## Requirements:
Below is a listing. Gather each line of it that contains "Euro".
━━━━━━━━━━━━━━━━━━━━
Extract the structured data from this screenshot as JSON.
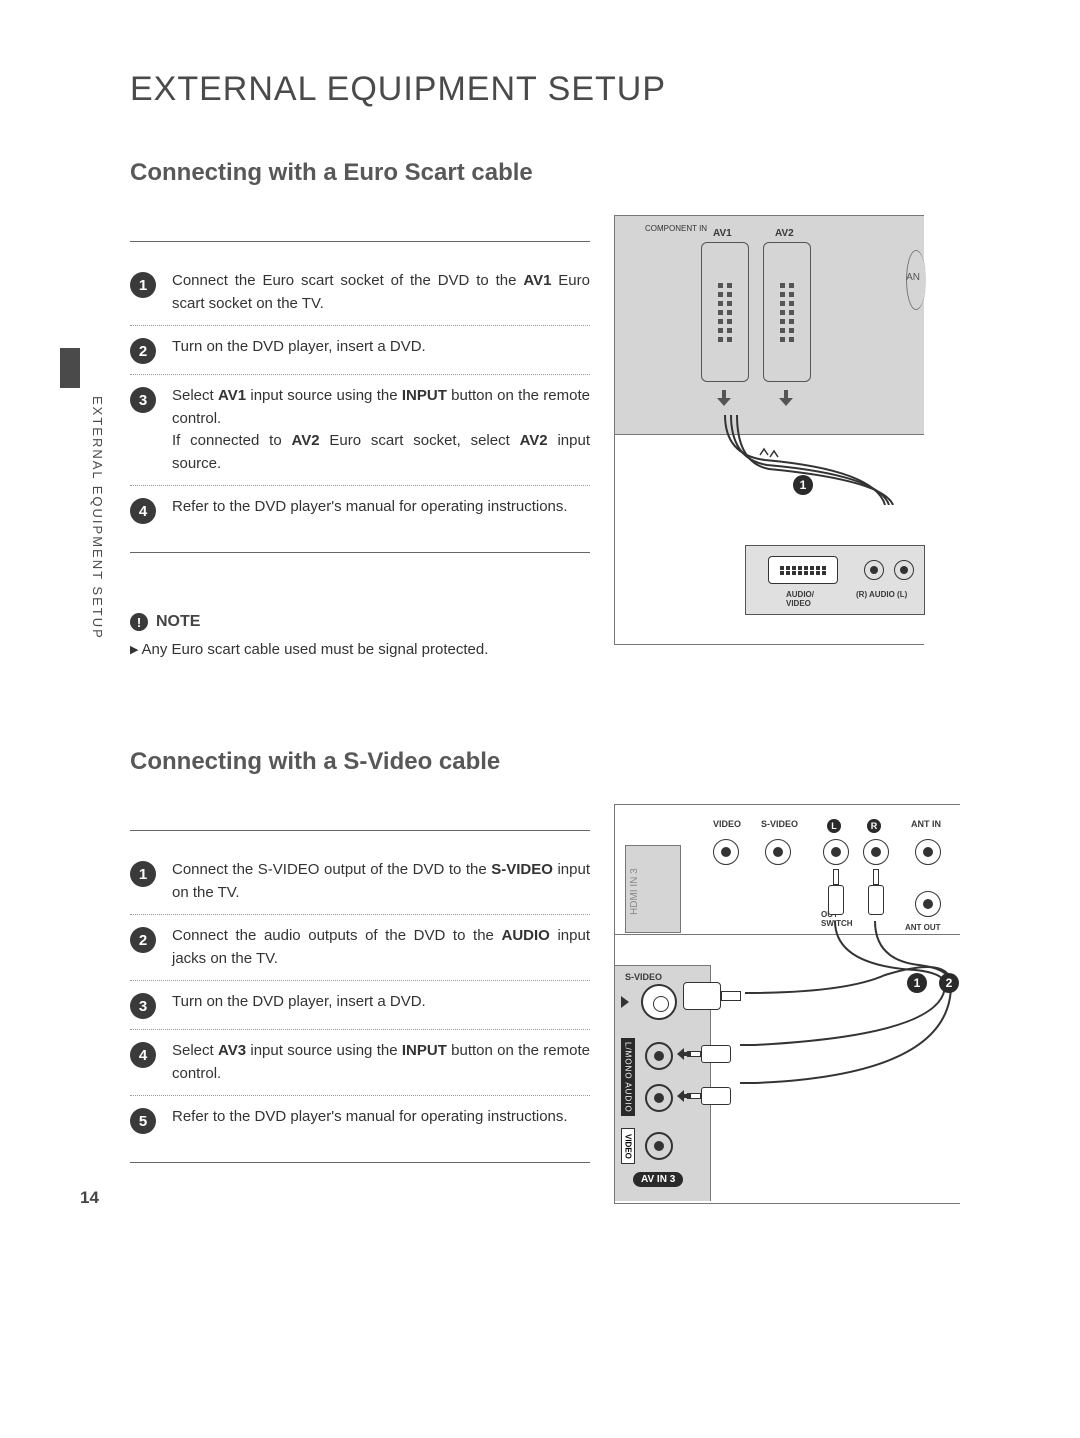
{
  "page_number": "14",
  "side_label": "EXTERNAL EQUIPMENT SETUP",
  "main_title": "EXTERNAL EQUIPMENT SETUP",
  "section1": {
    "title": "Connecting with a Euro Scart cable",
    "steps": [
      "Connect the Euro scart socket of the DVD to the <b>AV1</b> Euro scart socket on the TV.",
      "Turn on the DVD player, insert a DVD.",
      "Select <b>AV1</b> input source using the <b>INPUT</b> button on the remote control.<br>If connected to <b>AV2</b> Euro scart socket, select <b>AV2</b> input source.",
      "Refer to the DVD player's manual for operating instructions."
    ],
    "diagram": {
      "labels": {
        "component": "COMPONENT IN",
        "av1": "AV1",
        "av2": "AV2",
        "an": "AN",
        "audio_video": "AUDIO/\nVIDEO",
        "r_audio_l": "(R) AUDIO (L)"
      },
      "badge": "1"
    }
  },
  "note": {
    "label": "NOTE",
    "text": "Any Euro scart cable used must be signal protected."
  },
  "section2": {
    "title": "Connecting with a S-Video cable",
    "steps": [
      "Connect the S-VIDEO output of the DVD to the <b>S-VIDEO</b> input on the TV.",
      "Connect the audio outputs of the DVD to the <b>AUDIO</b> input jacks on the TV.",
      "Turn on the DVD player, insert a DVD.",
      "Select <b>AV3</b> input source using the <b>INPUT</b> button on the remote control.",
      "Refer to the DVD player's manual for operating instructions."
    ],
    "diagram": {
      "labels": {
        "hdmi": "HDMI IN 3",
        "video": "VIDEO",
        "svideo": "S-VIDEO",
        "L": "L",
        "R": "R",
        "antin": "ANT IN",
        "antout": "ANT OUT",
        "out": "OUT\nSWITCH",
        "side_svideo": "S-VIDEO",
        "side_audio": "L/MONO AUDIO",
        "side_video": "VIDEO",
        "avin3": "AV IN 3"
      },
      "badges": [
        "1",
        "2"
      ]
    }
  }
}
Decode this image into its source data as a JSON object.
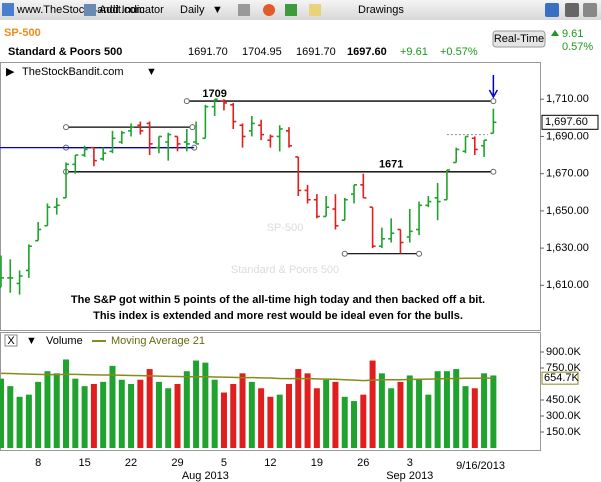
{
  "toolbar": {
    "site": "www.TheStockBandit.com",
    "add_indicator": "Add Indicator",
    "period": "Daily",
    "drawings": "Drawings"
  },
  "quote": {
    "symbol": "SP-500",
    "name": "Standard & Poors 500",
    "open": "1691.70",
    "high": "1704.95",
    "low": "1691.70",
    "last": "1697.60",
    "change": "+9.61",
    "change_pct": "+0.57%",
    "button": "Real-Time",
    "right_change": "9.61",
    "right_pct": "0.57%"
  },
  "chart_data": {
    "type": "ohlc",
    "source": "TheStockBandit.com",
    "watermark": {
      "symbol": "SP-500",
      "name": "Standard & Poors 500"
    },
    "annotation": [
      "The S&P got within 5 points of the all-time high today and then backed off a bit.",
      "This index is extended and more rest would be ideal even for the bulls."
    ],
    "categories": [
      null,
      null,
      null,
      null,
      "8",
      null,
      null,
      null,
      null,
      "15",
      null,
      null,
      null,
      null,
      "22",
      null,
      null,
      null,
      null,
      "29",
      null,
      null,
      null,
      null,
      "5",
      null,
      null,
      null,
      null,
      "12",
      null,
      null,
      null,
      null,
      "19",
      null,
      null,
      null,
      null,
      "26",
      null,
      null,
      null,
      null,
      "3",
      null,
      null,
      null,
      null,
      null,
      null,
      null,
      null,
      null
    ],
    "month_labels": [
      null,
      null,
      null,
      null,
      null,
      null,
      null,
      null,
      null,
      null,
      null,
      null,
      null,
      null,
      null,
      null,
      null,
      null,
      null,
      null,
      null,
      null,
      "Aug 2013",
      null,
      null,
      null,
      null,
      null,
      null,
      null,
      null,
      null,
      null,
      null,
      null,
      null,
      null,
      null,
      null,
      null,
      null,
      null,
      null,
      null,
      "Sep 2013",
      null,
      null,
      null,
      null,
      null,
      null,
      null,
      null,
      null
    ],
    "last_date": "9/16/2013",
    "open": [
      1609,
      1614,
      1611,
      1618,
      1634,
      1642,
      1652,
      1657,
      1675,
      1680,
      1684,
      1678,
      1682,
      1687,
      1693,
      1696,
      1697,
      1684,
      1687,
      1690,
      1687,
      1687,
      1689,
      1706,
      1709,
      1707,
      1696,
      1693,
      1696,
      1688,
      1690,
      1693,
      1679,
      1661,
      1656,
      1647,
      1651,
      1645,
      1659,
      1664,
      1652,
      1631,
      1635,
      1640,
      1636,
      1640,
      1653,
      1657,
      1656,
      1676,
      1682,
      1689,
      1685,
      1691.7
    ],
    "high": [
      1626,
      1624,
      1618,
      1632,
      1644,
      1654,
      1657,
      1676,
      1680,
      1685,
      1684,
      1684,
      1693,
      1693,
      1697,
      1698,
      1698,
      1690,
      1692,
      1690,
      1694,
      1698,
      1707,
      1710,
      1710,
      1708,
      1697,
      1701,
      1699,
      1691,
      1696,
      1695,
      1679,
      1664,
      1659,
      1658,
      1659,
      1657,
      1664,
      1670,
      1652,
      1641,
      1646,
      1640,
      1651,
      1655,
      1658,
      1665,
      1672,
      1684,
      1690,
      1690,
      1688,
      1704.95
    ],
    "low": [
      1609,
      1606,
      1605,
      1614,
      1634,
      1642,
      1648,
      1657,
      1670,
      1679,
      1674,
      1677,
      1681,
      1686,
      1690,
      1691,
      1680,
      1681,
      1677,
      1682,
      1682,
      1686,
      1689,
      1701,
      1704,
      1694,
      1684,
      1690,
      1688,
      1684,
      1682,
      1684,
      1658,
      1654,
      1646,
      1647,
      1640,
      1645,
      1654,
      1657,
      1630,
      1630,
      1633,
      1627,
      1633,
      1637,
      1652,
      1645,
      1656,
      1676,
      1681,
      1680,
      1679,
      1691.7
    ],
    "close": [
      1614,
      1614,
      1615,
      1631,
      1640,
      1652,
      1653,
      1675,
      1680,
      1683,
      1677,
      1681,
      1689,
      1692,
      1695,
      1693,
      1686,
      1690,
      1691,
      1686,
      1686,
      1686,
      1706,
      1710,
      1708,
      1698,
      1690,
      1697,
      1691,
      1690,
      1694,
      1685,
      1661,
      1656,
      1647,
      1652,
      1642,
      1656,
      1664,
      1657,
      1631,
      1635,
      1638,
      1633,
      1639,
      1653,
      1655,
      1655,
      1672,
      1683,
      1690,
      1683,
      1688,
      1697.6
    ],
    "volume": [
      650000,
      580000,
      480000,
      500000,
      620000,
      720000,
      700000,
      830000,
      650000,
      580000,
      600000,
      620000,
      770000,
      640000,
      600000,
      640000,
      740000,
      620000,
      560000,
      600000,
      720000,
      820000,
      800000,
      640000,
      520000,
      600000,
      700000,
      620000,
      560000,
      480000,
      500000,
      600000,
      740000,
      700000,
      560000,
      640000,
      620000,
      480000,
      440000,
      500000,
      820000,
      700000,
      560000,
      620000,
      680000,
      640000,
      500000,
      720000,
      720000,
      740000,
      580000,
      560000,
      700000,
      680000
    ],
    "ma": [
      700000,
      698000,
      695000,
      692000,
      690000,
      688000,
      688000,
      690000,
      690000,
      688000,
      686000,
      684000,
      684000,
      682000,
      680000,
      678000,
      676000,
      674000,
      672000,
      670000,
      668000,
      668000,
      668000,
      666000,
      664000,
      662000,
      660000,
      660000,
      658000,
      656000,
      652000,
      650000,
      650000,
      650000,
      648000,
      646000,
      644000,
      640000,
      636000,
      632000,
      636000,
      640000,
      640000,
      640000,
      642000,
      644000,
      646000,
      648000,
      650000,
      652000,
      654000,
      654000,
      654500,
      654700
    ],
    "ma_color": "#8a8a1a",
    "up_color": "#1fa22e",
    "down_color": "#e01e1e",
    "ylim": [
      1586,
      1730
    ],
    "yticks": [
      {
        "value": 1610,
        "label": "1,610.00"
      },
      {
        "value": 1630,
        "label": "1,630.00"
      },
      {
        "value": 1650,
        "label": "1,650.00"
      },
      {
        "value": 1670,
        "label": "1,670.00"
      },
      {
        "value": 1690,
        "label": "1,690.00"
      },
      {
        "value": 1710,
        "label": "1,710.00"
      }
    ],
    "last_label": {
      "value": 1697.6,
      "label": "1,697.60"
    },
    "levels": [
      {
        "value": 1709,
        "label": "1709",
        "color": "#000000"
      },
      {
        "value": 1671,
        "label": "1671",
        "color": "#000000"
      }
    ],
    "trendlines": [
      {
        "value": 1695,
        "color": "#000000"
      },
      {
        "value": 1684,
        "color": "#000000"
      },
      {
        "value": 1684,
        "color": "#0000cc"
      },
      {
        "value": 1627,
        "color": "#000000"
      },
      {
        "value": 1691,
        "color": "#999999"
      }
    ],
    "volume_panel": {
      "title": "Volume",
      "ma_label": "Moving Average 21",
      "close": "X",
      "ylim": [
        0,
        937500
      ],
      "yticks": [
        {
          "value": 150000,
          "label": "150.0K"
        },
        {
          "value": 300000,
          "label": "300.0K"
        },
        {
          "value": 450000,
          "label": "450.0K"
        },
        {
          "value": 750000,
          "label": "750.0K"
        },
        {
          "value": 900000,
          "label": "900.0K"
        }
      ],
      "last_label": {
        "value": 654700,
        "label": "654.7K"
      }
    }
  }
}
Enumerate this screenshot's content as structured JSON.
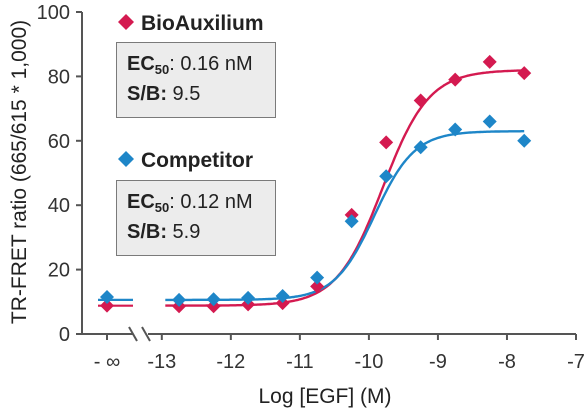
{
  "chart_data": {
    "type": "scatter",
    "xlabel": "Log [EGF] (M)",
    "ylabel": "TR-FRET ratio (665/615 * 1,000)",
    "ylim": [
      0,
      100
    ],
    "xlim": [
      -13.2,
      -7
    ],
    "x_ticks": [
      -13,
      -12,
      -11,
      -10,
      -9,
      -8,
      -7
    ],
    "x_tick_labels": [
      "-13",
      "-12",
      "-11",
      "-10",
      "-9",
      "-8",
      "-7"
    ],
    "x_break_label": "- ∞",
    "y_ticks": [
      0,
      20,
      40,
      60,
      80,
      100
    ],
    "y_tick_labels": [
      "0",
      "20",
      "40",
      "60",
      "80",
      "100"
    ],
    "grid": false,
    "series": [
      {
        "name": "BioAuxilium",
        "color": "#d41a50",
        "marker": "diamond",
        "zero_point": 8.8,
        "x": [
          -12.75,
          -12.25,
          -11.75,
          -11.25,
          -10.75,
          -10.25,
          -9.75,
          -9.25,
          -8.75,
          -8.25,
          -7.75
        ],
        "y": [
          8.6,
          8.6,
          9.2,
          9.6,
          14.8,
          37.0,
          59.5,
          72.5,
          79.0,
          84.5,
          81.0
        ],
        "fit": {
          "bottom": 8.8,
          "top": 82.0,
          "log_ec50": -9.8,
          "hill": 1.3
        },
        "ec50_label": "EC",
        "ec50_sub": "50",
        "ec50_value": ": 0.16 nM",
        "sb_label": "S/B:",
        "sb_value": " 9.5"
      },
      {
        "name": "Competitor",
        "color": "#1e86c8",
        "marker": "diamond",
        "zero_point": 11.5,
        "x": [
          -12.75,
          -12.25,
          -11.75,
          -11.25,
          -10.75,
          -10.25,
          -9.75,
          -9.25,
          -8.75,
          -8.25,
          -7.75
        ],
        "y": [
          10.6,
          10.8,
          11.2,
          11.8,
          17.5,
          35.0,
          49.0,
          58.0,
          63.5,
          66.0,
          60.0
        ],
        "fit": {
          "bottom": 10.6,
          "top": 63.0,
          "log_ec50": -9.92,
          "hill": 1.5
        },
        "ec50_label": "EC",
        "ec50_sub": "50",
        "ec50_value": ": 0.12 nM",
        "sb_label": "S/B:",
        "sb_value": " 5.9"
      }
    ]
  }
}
━━━━━━━━━━━━━━━━━━━━
## Complete response:
    "title": "Connecting with a Euro Scart cable",
      "Connect the Euro scart socket of the DVD to the <b>AV1</b> Euro scart socket on the TV.",
      "Select <b>AV1</b> input source using the <b>INPUT</b> button on the remote control.<br>If connected to <b>AV2</b> Euro scart socket, select <b>AV2</b> input source.",
    "text": "Any Euro scart cable used must be signal protected."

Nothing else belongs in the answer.